[START OF Available data]

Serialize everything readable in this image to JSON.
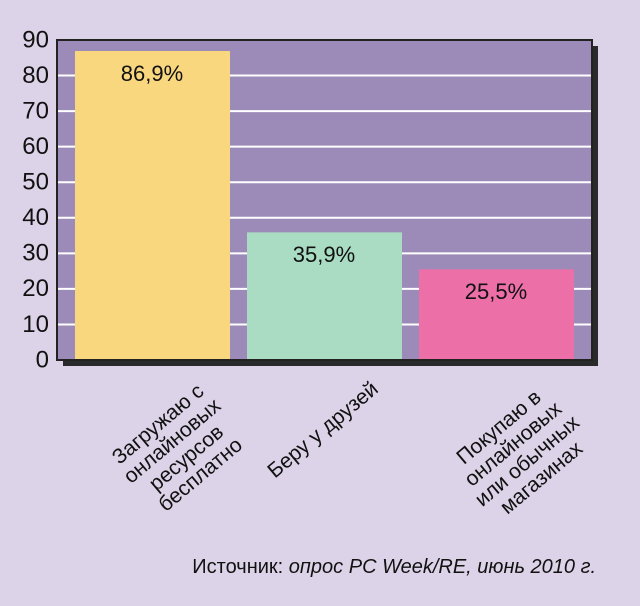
{
  "chart_data": {
    "type": "bar",
    "categories": [
      "Загружаю с\nонлайновых\nресурсов\nбесплатно",
      "Беру у друзей",
      "Покупаю в\nонлайновых\nили обычных\nмагазинах"
    ],
    "values": [
      86.9,
      35.9,
      25.5
    ],
    "value_labels": [
      "86,9%",
      "35,9%",
      "25,5%"
    ],
    "colors": [
      "#f9d77e",
      "#a9dcc2",
      "#ec6fa8"
    ],
    "ylim": [
      0,
      90
    ],
    "yticks": [
      0,
      10,
      20,
      30,
      40,
      50,
      60,
      70,
      80,
      90
    ],
    "grid": true,
    "source": {
      "label": "Источник:",
      "text": "опрос PC Week/RE, июнь 2010 г."
    }
  }
}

[END OF Available data]

Written problem: Write out the records above once more, word for word, with no pictures.

Finished task:
Serialize everything readable in this image to JSON.
{
  "chart_data": {
    "type": "bar",
    "categories": [
      "Загружаю с\nонлайновых\nресурсов\nбесплатно",
      "Беру у друзей",
      "Покупаю в\nонлайновых\nили обычных\nмагазинах"
    ],
    "values": [
      86.9,
      35.9,
      25.5
    ],
    "value_labels": [
      "86,9%",
      "35,9%",
      "25,5%"
    ],
    "colors": [
      "#f9d77e",
      "#a9dcc2",
      "#ec6fa8"
    ],
    "ylim": [
      0,
      90
    ],
    "yticks": [
      0,
      10,
      20,
      30,
      40,
      50,
      60,
      70,
      80,
      90
    ],
    "grid": true,
    "source": {
      "label": "Источник:",
      "text": "опрос PC Week/RE, июнь 2010 г."
    }
  }
}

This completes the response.